Information supplied:

# # # #

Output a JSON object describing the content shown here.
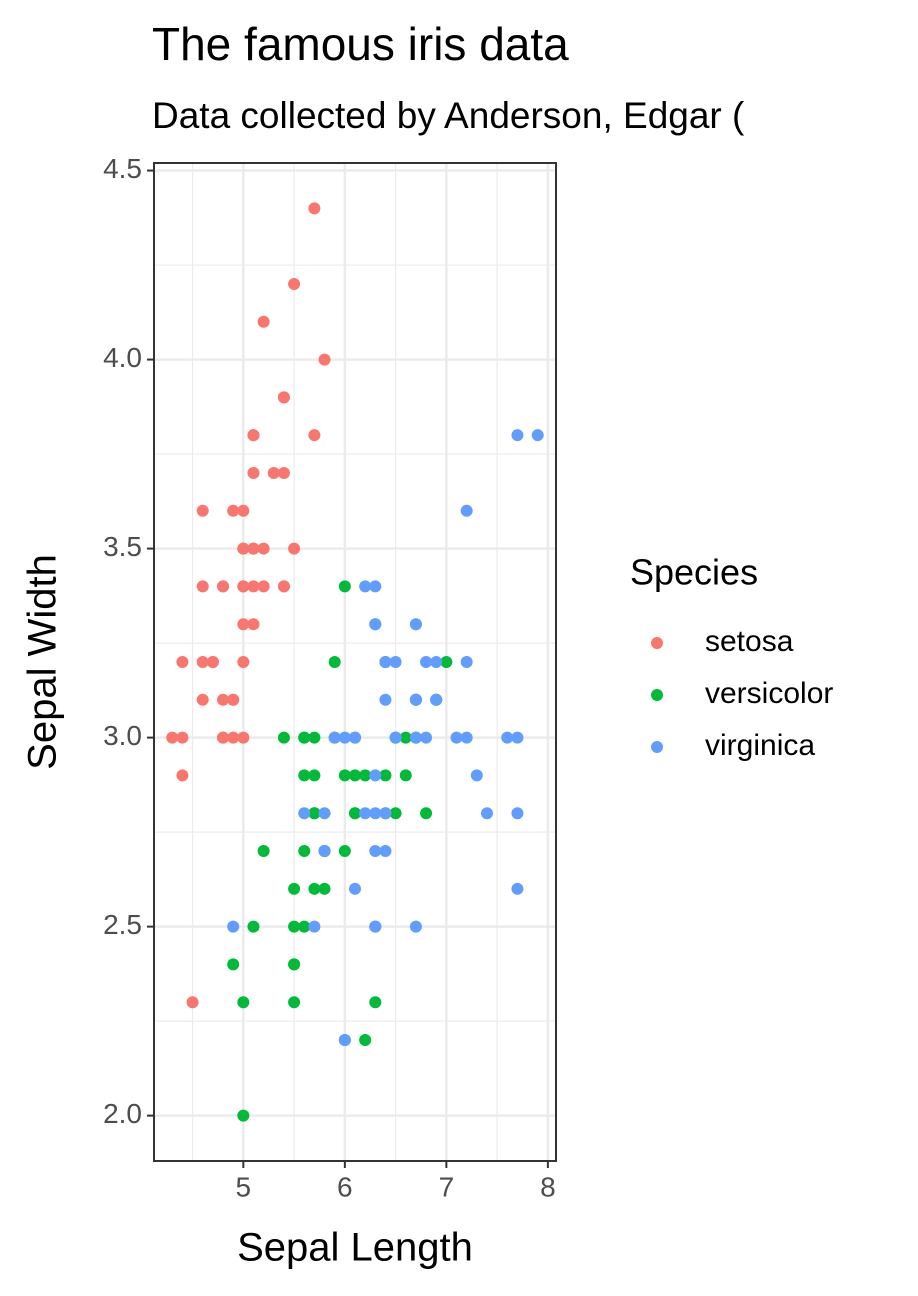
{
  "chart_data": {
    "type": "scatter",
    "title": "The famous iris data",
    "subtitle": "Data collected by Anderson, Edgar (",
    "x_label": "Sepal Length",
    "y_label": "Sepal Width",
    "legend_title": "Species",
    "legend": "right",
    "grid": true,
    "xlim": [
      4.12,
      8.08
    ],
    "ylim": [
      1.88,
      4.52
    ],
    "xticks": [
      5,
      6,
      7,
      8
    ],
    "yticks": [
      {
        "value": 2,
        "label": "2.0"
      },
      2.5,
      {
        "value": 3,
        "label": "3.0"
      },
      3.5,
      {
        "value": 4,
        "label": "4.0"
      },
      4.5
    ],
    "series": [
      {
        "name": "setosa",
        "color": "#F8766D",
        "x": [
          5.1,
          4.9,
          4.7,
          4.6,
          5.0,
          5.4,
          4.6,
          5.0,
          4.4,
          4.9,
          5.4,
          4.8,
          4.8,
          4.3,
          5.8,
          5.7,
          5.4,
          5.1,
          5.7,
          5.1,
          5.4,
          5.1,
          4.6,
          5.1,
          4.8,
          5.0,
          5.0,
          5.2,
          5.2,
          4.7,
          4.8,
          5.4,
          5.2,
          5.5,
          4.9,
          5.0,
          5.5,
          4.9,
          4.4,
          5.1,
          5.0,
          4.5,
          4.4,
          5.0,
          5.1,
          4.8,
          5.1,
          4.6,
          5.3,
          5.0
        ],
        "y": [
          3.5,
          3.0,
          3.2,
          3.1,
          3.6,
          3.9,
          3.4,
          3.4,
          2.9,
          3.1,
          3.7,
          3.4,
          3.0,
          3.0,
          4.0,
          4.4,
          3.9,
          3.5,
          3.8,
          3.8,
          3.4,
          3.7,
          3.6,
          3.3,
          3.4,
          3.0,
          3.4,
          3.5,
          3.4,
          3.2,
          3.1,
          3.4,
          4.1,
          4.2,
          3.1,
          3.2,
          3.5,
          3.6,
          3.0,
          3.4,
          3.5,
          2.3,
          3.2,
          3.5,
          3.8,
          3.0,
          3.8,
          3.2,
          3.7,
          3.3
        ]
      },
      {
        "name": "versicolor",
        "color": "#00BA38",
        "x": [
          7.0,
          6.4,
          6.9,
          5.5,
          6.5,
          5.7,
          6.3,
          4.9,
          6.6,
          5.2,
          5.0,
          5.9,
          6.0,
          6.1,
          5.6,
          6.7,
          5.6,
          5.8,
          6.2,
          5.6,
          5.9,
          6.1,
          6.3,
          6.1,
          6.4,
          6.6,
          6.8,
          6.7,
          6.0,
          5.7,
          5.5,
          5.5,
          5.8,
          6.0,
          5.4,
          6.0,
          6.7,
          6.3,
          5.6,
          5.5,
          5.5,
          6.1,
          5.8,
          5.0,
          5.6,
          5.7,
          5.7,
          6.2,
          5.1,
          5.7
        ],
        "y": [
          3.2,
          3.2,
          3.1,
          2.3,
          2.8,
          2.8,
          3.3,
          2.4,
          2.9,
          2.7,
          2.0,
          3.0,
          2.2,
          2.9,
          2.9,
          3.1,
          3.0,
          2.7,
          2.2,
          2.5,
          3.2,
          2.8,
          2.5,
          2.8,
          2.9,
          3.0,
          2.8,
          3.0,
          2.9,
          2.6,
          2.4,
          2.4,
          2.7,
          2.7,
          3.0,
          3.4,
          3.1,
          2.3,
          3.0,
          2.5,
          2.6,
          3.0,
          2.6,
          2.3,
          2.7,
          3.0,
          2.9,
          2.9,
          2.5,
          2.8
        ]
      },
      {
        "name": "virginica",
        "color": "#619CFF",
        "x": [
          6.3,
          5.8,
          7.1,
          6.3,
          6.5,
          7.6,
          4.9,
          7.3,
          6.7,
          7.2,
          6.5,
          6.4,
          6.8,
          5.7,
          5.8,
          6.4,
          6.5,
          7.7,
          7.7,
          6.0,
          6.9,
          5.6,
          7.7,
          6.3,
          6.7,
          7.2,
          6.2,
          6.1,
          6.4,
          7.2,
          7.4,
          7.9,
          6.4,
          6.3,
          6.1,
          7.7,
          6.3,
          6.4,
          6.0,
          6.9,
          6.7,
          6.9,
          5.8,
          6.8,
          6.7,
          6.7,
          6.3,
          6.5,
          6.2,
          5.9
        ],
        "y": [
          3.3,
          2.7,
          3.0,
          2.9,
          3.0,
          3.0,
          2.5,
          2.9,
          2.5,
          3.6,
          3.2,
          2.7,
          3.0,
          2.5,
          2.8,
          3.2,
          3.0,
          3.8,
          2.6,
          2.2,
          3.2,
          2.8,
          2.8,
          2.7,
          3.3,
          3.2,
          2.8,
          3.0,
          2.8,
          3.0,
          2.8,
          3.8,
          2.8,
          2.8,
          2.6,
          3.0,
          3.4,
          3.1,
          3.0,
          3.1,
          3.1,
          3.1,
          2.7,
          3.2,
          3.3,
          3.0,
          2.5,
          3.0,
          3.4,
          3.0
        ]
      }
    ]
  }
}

# # # #

What is required: Quote every record above exactly, leaving out the pictures.

The result:
Output a JSON object describing the content shown here.
{
  "chart_data": {
    "type": "scatter",
    "title": "The famous iris data",
    "subtitle": "Data collected by Anderson, Edgar (",
    "x_label": "Sepal Length",
    "y_label": "Sepal Width",
    "legend_title": "Species",
    "legend": "right",
    "grid": true,
    "xlim": [
      4.12,
      8.08
    ],
    "ylim": [
      1.88,
      4.52
    ],
    "xticks": [
      5,
      6,
      7,
      8
    ],
    "yticks": [
      {
        "value": 2,
        "label": "2.0"
      },
      2.5,
      {
        "value": 3,
        "label": "3.0"
      },
      3.5,
      {
        "value": 4,
        "label": "4.0"
      },
      4.5
    ],
    "series": [
      {
        "name": "setosa",
        "color": "#F8766D",
        "x": [
          5.1,
          4.9,
          4.7,
          4.6,
          5.0,
          5.4,
          4.6,
          5.0,
          4.4,
          4.9,
          5.4,
          4.8,
          4.8,
          4.3,
          5.8,
          5.7,
          5.4,
          5.1,
          5.7,
          5.1,
          5.4,
          5.1,
          4.6,
          5.1,
          4.8,
          5.0,
          5.0,
          5.2,
          5.2,
          4.7,
          4.8,
          5.4,
          5.2,
          5.5,
          4.9,
          5.0,
          5.5,
          4.9,
          4.4,
          5.1,
          5.0,
          4.5,
          4.4,
          5.0,
          5.1,
          4.8,
          5.1,
          4.6,
          5.3,
          5.0
        ],
        "y": [
          3.5,
          3.0,
          3.2,
          3.1,
          3.6,
          3.9,
          3.4,
          3.4,
          2.9,
          3.1,
          3.7,
          3.4,
          3.0,
          3.0,
          4.0,
          4.4,
          3.9,
          3.5,
          3.8,
          3.8,
          3.4,
          3.7,
          3.6,
          3.3,
          3.4,
          3.0,
          3.4,
          3.5,
          3.4,
          3.2,
          3.1,
          3.4,
          4.1,
          4.2,
          3.1,
          3.2,
          3.5,
          3.6,
          3.0,
          3.4,
          3.5,
          2.3,
          3.2,
          3.5,
          3.8,
          3.0,
          3.8,
          3.2,
          3.7,
          3.3
        ]
      },
      {
        "name": "versicolor",
        "color": "#00BA38",
        "x": [
          7.0,
          6.4,
          6.9,
          5.5,
          6.5,
          5.7,
          6.3,
          4.9,
          6.6,
          5.2,
          5.0,
          5.9,
          6.0,
          6.1,
          5.6,
          6.7,
          5.6,
          5.8,
          6.2,
          5.6,
          5.9,
          6.1,
          6.3,
          6.1,
          6.4,
          6.6,
          6.8,
          6.7,
          6.0,
          5.7,
          5.5,
          5.5,
          5.8,
          6.0,
          5.4,
          6.0,
          6.7,
          6.3,
          5.6,
          5.5,
          5.5,
          6.1,
          5.8,
          5.0,
          5.6,
          5.7,
          5.7,
          6.2,
          5.1,
          5.7
        ],
        "y": [
          3.2,
          3.2,
          3.1,
          2.3,
          2.8,
          2.8,
          3.3,
          2.4,
          2.9,
          2.7,
          2.0,
          3.0,
          2.2,
          2.9,
          2.9,
          3.1,
          3.0,
          2.7,
          2.2,
          2.5,
          3.2,
          2.8,
          2.5,
          2.8,
          2.9,
          3.0,
          2.8,
          3.0,
          2.9,
          2.6,
          2.4,
          2.4,
          2.7,
          2.7,
          3.0,
          3.4,
          3.1,
          2.3,
          3.0,
          2.5,
          2.6,
          3.0,
          2.6,
          2.3,
          2.7,
          3.0,
          2.9,
          2.9,
          2.5,
          2.8
        ]
      },
      {
        "name": "virginica",
        "color": "#619CFF",
        "x": [
          6.3,
          5.8,
          7.1,
          6.3,
          6.5,
          7.6,
          4.9,
          7.3,
          6.7,
          7.2,
          6.5,
          6.4,
          6.8,
          5.7,
          5.8,
          6.4,
          6.5,
          7.7,
          7.7,
          6.0,
          6.9,
          5.6,
          7.7,
          6.3,
          6.7,
          7.2,
          6.2,
          6.1,
          6.4,
          7.2,
          7.4,
          7.9,
          6.4,
          6.3,
          6.1,
          7.7,
          6.3,
          6.4,
          6.0,
          6.9,
          6.7,
          6.9,
          5.8,
          6.8,
          6.7,
          6.7,
          6.3,
          6.5,
          6.2,
          5.9
        ],
        "y": [
          3.3,
          2.7,
          3.0,
          2.9,
          3.0,
          3.0,
          2.5,
          2.9,
          2.5,
          3.6,
          3.2,
          2.7,
          3.0,
          2.5,
          2.8,
          3.2,
          3.0,
          3.8,
          2.6,
          2.2,
          3.2,
          2.8,
          2.8,
          2.7,
          3.3,
          3.2,
          2.8,
          3.0,
          2.8,
          3.0,
          2.8,
          3.8,
          2.8,
          2.8,
          2.6,
          3.0,
          3.4,
          3.1,
          3.0,
          3.1,
          3.1,
          3.1,
          2.7,
          3.2,
          3.3,
          3.0,
          2.5,
          3.0,
          3.4,
          3.0
        ]
      }
    ]
  }
}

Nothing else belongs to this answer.